(Records showing where elements appear)
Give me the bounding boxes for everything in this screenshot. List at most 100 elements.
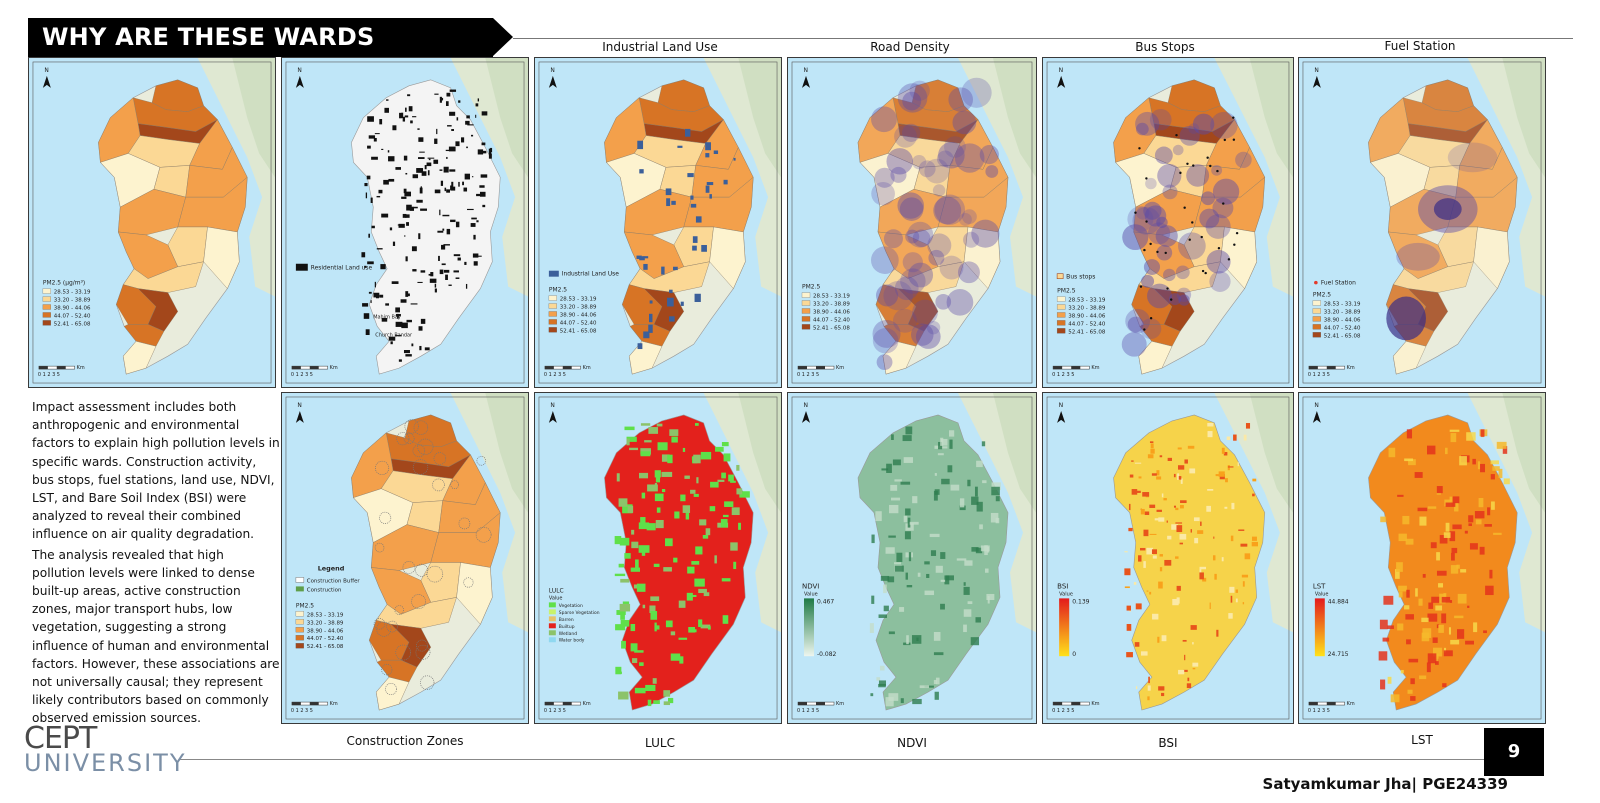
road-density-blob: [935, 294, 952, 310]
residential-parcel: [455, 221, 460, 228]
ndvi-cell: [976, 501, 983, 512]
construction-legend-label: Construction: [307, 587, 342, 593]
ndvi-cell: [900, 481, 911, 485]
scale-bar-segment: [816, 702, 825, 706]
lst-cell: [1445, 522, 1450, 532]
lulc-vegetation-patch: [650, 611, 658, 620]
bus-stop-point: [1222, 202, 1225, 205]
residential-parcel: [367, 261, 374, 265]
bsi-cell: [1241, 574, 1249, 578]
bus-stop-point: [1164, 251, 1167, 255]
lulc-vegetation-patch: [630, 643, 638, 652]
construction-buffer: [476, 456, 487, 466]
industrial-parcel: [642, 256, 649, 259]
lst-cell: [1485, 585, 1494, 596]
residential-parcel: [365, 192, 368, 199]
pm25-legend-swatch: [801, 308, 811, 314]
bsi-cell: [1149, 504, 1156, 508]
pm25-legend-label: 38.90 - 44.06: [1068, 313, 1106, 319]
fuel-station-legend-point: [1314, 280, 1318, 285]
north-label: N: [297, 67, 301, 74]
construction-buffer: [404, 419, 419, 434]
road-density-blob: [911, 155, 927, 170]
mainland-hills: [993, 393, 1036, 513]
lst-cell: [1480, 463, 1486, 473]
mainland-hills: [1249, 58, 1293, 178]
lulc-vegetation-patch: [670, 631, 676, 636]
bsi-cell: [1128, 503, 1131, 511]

*DIRECTIVE*: Retype every record above word for word, without the pictures.

*COMPLETED TASK*:
Give me the bounding boxes for everything in this screenshot. List at most 100 elements.
road-density-blob: [935, 294, 952, 310]
residential-parcel: [455, 221, 460, 228]
ndvi-cell: [976, 501, 983, 512]
construction-legend-label: Construction: [307, 587, 342, 593]
ndvi-cell: [900, 481, 911, 485]
scale-bar-segment: [816, 702, 825, 706]
lst-cell: [1445, 522, 1450, 532]
lulc-vegetation-patch: [650, 611, 658, 620]
bus-stop-point: [1222, 202, 1225, 205]
residential-parcel: [367, 261, 374, 265]
bsi-cell: [1241, 574, 1249, 578]
bus-stop-point: [1164, 251, 1167, 255]
lulc-vegetation-patch: [630, 643, 638, 652]
construction-buffer: [476, 456, 487, 466]
industrial-parcel: [642, 256, 649, 259]
lst-cell: [1485, 585, 1494, 596]
residential-parcel: [365, 192, 368, 199]
pm25-legend-swatch: [801, 308, 811, 314]
bsi-cell: [1149, 504, 1156, 508]
pm25-legend-label: 38.90 - 44.06: [1068, 313, 1106, 319]
fuel-station-legend-point: [1314, 280, 1318, 285]
north-label: N: [297, 67, 301, 74]
construction-buffer: [404, 419, 419, 434]
road-density-blob: [911, 155, 927, 170]
mainland-hills: [993, 393, 1036, 513]
lst-cell: [1480, 463, 1486, 473]
mainland-hills: [1249, 58, 1293, 178]
lulc-vegetation-patch: [670, 631, 676, 636]
bsi-cell: [1128, 503, 1131, 511]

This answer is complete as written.